- [TASK GOAL]:
From the entries that follow, gather each line holding the word "heart".

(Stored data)
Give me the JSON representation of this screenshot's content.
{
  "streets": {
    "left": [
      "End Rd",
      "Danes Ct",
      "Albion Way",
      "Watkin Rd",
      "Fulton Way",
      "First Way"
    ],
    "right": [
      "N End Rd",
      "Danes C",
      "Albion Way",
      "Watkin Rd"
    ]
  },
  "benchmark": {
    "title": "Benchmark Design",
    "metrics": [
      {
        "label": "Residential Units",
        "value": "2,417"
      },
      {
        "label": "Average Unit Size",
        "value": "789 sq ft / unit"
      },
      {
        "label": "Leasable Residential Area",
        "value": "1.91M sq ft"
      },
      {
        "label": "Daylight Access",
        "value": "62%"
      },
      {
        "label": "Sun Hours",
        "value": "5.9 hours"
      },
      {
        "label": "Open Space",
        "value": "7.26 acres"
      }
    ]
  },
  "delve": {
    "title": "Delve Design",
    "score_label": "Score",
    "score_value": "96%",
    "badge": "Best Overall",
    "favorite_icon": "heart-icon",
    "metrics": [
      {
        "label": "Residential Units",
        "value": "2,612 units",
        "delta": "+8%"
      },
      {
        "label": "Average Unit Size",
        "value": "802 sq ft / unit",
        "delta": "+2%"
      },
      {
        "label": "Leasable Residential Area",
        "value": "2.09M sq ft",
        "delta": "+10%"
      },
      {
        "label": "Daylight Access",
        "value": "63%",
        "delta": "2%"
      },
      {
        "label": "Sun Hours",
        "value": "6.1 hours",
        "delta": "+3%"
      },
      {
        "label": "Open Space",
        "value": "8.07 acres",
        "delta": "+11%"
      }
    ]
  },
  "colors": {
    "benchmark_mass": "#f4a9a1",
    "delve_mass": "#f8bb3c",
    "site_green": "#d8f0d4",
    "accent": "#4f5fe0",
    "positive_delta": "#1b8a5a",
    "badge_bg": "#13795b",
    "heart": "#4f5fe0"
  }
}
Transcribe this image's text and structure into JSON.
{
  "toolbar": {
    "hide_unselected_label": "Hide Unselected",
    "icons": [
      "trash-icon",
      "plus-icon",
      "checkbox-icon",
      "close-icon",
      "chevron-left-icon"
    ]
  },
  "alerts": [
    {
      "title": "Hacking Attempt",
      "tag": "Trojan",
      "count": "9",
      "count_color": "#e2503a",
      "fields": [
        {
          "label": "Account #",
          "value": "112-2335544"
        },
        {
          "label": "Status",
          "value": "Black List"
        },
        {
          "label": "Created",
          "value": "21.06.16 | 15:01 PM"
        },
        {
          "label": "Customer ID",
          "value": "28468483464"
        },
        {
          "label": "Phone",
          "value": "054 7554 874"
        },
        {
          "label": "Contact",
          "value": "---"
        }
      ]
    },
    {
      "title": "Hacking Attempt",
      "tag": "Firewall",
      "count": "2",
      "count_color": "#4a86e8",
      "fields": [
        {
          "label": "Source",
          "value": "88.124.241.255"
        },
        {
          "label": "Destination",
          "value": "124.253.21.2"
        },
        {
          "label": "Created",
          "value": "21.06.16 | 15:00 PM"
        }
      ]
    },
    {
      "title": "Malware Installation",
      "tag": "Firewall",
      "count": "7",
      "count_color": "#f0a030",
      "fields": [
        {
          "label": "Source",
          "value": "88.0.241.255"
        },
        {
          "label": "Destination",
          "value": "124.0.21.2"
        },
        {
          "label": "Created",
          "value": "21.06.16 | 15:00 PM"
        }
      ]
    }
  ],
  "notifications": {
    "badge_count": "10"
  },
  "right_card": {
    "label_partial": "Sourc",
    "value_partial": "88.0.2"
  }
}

- [OUTPUT]:
    "favorite_icon": "heart-icon",
    "heart": "#4f5fe0"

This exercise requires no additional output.